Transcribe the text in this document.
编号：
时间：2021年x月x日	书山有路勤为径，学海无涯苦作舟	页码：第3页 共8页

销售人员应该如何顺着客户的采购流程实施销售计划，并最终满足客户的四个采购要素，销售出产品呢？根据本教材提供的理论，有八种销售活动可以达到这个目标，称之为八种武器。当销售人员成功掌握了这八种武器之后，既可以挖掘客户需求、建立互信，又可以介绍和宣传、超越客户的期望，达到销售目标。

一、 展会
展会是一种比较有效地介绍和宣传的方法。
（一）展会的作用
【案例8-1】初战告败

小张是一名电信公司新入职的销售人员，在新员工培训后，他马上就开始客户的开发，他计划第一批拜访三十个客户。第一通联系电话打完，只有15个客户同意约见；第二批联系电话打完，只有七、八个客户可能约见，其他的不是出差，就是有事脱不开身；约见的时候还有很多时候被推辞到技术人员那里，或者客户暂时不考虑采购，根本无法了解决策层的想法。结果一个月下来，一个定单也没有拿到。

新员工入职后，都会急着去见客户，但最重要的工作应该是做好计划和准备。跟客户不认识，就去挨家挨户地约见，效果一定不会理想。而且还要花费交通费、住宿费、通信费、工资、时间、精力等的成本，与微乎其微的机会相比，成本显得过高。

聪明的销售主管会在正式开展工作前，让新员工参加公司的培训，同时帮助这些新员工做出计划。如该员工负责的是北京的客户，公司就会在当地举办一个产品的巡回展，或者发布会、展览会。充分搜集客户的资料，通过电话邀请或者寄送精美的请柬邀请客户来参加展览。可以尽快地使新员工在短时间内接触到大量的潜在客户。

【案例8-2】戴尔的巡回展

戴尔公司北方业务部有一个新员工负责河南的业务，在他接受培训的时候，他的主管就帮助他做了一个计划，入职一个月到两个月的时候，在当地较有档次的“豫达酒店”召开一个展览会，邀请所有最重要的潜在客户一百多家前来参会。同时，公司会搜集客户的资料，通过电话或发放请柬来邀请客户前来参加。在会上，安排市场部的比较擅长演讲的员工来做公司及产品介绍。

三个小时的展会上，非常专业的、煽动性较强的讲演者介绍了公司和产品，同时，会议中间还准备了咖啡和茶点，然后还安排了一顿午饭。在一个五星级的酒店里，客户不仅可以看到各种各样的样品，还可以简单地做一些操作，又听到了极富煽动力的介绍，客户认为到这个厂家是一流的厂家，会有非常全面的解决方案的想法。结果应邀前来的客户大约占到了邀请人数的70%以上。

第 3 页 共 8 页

□ □ □ □

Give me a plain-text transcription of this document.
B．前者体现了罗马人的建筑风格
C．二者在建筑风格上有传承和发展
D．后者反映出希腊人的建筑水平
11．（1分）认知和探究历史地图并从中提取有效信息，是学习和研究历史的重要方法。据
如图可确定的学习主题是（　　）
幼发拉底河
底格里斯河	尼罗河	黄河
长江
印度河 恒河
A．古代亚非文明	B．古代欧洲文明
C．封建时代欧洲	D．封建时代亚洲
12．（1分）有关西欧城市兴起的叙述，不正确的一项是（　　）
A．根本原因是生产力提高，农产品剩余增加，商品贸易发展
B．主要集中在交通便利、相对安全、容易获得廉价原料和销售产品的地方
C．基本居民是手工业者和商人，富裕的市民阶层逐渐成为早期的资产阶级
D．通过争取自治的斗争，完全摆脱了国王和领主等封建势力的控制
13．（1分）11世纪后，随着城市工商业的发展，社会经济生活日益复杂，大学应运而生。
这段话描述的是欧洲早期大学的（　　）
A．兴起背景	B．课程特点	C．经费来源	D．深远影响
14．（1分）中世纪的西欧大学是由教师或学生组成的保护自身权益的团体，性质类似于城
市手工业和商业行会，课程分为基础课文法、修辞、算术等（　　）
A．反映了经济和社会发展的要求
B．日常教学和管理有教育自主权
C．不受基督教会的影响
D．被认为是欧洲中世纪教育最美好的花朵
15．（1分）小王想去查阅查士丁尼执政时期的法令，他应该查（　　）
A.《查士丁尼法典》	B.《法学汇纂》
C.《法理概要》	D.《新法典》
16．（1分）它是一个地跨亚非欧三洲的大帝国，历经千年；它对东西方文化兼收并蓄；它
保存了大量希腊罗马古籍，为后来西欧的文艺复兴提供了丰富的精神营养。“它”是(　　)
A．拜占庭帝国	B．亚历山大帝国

□ □ □ □

TASK PROMPT: Copy every line above that includes the string "text".

ANSWER FOR THIS EXERCISE:
Transcribe the text in this document.
Give me a plain-text transcription of this document.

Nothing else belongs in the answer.